» **Task statement**
Below are the entries; state how many of their lines contain the string "upland", and nothing more.

» **Listing**
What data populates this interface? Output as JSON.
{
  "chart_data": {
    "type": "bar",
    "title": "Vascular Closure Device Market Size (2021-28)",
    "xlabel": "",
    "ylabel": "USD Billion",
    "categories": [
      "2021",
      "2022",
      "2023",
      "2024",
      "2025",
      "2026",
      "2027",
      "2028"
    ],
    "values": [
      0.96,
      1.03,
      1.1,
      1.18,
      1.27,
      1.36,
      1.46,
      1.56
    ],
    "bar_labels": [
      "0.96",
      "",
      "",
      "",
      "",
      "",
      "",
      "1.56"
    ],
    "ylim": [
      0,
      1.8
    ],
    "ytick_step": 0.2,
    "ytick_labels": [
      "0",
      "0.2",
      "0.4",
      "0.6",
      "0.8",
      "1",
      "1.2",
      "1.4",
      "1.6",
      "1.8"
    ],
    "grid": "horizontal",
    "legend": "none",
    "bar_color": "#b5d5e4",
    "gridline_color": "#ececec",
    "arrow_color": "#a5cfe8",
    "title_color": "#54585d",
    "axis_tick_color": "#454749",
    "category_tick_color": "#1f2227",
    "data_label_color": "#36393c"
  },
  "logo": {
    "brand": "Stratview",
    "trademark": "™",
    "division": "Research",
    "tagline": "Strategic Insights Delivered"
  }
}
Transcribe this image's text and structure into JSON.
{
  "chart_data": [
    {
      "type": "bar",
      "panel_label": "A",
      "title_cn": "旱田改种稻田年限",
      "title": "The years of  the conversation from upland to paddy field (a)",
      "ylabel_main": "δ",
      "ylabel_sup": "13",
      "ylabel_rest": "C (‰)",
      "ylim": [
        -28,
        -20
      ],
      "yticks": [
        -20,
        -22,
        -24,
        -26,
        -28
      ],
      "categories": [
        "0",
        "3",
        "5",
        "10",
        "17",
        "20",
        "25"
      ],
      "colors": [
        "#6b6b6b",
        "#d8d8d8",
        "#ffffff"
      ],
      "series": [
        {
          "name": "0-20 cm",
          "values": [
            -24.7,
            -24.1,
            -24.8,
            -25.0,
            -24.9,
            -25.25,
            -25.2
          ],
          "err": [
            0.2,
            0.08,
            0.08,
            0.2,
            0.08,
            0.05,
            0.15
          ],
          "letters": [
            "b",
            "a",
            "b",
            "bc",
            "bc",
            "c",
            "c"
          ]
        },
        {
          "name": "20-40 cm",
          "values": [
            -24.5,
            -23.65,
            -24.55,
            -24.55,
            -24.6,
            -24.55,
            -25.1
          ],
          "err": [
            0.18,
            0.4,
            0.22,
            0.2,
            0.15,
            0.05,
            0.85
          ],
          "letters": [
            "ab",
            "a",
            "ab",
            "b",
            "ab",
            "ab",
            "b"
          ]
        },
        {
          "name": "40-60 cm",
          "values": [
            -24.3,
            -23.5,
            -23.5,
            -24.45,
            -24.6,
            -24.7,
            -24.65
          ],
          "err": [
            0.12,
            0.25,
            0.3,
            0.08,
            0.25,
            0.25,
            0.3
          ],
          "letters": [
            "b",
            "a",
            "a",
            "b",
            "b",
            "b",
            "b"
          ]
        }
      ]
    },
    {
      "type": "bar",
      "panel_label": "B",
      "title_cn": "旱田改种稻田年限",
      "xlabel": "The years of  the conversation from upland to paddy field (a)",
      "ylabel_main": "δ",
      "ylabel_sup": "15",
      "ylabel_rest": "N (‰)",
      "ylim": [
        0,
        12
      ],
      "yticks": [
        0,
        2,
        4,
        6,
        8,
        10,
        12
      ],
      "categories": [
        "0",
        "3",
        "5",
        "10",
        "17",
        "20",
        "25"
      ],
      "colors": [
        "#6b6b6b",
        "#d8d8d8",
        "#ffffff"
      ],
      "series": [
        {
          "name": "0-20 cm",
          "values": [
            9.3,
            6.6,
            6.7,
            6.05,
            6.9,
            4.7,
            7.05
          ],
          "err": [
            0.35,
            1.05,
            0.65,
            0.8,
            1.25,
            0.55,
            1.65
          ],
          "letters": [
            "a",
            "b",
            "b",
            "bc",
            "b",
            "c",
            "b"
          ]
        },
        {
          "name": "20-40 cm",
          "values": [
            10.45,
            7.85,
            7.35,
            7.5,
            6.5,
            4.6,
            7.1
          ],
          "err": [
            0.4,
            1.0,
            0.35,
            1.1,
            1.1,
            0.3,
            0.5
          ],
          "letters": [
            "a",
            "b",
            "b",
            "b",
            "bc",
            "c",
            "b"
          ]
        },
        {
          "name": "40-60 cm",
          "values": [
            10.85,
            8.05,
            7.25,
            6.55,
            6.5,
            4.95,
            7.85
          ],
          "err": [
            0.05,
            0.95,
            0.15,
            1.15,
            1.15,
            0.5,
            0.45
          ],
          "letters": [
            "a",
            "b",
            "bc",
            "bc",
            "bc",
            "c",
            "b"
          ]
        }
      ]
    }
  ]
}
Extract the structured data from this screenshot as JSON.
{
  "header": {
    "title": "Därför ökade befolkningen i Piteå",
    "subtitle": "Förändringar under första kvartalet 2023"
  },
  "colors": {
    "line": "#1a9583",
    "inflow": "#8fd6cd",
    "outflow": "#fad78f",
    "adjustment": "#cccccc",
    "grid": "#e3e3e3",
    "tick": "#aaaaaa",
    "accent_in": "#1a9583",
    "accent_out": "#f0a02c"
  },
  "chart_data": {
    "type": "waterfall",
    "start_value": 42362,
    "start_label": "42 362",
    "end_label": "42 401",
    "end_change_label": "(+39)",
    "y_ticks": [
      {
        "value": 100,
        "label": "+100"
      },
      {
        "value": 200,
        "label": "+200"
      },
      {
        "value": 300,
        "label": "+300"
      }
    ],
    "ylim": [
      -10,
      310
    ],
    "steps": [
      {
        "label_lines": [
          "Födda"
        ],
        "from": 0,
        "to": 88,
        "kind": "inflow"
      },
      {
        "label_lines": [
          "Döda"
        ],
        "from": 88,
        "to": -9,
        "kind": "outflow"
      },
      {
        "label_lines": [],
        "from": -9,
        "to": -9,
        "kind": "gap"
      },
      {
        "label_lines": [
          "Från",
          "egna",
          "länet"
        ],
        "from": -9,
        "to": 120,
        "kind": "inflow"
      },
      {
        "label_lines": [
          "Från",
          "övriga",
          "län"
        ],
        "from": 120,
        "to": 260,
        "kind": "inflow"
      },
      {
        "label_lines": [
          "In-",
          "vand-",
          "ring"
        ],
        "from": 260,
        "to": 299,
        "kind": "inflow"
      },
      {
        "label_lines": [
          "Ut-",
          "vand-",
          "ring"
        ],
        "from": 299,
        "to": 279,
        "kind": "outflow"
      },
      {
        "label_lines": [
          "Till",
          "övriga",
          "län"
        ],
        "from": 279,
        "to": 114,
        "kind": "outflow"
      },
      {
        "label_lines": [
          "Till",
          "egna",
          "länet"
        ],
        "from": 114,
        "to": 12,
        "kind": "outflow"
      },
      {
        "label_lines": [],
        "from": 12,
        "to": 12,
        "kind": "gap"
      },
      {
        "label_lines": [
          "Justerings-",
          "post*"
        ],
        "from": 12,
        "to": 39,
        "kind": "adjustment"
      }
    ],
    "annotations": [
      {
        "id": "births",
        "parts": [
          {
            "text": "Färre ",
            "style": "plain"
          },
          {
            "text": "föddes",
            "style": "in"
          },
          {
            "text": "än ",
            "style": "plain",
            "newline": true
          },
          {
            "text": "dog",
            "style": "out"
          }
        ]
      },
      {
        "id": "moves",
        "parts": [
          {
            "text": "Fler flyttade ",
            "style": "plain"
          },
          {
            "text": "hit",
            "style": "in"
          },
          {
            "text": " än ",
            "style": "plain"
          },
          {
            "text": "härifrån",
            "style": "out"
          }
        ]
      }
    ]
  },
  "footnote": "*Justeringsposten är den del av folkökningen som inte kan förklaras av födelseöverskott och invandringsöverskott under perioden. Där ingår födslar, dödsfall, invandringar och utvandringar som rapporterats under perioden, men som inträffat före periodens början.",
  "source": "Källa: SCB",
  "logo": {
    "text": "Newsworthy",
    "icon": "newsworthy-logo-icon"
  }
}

» **Solved exercise**
2